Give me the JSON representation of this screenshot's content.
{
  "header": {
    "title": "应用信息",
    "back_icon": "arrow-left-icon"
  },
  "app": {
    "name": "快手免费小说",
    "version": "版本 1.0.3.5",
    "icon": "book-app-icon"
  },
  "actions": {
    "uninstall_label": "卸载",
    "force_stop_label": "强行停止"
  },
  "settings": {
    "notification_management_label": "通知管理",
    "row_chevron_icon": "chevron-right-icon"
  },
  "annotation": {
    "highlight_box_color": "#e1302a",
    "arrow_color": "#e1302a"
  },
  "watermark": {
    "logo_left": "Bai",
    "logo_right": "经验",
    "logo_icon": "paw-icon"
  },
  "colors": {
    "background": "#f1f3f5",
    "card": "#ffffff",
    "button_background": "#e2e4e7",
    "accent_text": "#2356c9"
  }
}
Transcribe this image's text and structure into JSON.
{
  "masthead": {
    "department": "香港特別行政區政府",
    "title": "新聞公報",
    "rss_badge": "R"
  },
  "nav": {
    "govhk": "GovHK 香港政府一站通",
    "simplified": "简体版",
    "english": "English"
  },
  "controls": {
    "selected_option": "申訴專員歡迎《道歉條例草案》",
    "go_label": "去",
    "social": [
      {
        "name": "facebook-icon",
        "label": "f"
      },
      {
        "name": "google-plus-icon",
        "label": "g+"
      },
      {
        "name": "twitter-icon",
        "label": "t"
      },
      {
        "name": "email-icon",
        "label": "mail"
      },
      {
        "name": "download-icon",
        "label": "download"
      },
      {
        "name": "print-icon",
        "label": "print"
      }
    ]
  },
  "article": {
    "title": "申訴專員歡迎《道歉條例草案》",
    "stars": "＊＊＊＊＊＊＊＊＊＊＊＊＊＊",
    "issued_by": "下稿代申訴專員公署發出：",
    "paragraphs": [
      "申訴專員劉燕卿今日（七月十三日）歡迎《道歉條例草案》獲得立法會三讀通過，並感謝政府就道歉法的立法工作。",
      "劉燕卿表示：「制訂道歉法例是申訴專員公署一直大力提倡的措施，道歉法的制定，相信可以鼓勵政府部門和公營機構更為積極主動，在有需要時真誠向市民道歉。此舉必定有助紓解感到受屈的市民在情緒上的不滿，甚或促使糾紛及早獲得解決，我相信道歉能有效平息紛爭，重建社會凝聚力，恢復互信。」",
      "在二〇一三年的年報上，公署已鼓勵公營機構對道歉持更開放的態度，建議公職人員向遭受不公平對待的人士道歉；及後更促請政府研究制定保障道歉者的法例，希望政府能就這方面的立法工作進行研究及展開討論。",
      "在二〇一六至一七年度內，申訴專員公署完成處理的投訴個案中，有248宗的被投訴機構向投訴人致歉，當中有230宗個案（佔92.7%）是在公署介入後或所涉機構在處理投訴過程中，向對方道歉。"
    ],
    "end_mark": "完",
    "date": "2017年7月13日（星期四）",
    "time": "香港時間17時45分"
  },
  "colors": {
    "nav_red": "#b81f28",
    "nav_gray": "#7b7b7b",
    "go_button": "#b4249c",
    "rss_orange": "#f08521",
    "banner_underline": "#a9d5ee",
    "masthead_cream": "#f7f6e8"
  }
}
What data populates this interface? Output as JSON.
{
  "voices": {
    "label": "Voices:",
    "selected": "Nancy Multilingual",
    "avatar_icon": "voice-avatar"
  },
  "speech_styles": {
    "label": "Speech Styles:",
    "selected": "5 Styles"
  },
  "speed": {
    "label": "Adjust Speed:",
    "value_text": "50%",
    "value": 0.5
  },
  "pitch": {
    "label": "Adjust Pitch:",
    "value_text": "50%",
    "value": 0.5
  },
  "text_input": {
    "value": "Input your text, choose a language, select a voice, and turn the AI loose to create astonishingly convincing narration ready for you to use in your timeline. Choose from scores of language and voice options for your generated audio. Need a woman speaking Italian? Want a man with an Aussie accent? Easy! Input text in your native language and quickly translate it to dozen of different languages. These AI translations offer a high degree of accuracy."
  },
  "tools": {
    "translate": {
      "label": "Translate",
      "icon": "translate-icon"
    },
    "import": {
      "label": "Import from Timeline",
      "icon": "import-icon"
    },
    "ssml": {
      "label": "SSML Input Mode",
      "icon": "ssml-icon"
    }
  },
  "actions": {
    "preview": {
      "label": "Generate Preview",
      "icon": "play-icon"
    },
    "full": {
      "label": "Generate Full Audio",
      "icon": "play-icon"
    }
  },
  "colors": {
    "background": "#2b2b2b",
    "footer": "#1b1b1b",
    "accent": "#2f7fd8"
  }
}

****************

* Exercise description *
Write out every entry exactly as given.

* Solution for this exercise *
Give me the JSON representation of this screenshot's content.
{
  "header": {
    "title": "应用信息",
    "back_icon": "arrow-left-icon"
  },
  "app": {
    "name": "快手免费小说",
    "version": "版本 1.0.3.5",
    "icon": "book-app-icon"
  },
  "actions": {
    "uninstall_label": "卸载",
    "force_stop_label": "强行停止"
  },
  "settings": {
    "notification_management_label": "通知管理",
    "row_chevron_icon": "chevron-right-icon"
  },
  "annotation": {
    "highlight_box_color": "#e1302a",
    "arrow_color": "#e1302a"
  },
  "watermark": {
    "logo_left": "Bai",
    "logo_right": "经验",
    "logo_icon": "paw-icon"
  },
  "colors": {
    "background": "#f1f3f5",
    "card": "#ffffff",
    "button_background": "#e2e4e7",
    "accent_text": "#2356c9"
  }
}
Transcribe this image's text and structure into JSON.
{
  "masthead": {
    "department": "香港特別行政區政府",
    "title": "新聞公報",
    "rss_badge": "R"
  },
  "nav": {
    "govhk": "GovHK 香港政府一站通",
    "simplified": "简体版",
    "english": "English"
  },
  "controls": {
    "selected_option": "申訴專員歡迎《道歉條例草案》",
    "go_label": "去",
    "social": [
      {
        "name": "facebook-icon",
        "label": "f"
      },
      {
        "name": "google-plus-icon",
        "label": "g+"
      },
      {
        "name": "twitter-icon",
        "label": "t"
      },
      {
        "name": "email-icon",
        "label": "mail"
      },
      {
        "name": "download-icon",
        "label": "download"
      },
      {
        "name": "print-icon",
        "label": "print"
      }
    ]
  },
  "article": {
    "title": "申訴專員歡迎《道歉條例草案》",
    "stars": "＊＊＊＊＊＊＊＊＊＊＊＊＊＊",
    "issued_by": "下稿代申訴專員公署發出：",
    "paragraphs": [
      "申訴專員劉燕卿今日（七月十三日）歡迎《道歉條例草案》獲得立法會三讀通過，並感謝政府就道歉法的立法工作。",
      "劉燕卿表示：「制訂道歉法例是申訴專員公署一直大力提倡的措施，道歉法的制定，相信可以鼓勵政府部門和公營機構更為積極主動，在有需要時真誠向市民道歉。此舉必定有助紓解感到受屈的市民在情緒上的不滿，甚或促使糾紛及早獲得解決，我相信道歉能有效平息紛爭，重建社會凝聚力，恢復互信。」",
      "在二〇一三年的年報上，公署已鼓勵公營機構對道歉持更開放的態度，建議公職人員向遭受不公平對待的人士道歉；及後更促請政府研究制定保障道歉者的法例，希望政府能就這方面的立法工作進行研究及展開討論。",
      "在二〇一六至一七年度內，申訴專員公署完成處理的投訴個案中，有248宗的被投訴機構向投訴人致歉，當中有230宗個案（佔92.7%）是在公署介入後或所涉機構在處理投訴過程中，向對方道歉。"
    ],
    "end_mark": "完",
    "date": "2017年7月13日（星期四）",
    "time": "香港時間17時45分"
  },
  "colors": {
    "nav_red": "#b81f28",
    "nav_gray": "#7b7b7b",
    "go_button": "#b4249c",
    "rss_orange": "#f08521",
    "banner_underline": "#a9d5ee",
    "masthead_cream": "#f7f6e8"
  }
}
What data populates this interface? Output as JSON.
{
  "voices": {
    "label": "Voices:",
    "selected": "Nancy Multilingual",
    "avatar_icon": "voice-avatar"
  },
  "speech_styles": {
    "label": "Speech Styles:",
    "selected": "5 Styles"
  },
  "speed": {
    "label": "Adjust Speed:",
    "value_text": "50%",
    "value": 0.5
  },
  "pitch": {
    "label": "Adjust Pitch:",
    "value_text": "50%",
    "value": 0.5
  },
  "text_input": {
    "value": "Input your text, choose a language, select a voice, and turn the AI loose to create astonishingly convincing narration ready for you to use in your timeline. Choose from scores of language and voice options for your generated audio. Need a woman speaking Italian? Want a man with an Aussie accent? Easy! Input text in your native language and quickly translate it to dozen of different languages. These AI translations offer a high degree of accuracy."
  },
  "tools": {
    "translate": {
      "label": "Translate",
      "icon": "translate-icon"
    },
    "import": {
      "label": "Import from Timeline",
      "icon": "import-icon"
    },
    "ssml": {
      "label": "SSML Input Mode",
      "icon": "ssml-icon"
    }
  },
  "actions": {
    "preview": {
      "label": "Generate Preview",
      "icon": "play-icon"
    },
    "full": {
      "label": "Generate Full Audio",
      "icon": "play-icon"
    }
  },
  "colors": {
    "background": "#2b2b2b",
    "footer": "#1b1b1b",
    "accent": "#2f7fd8"
  }
}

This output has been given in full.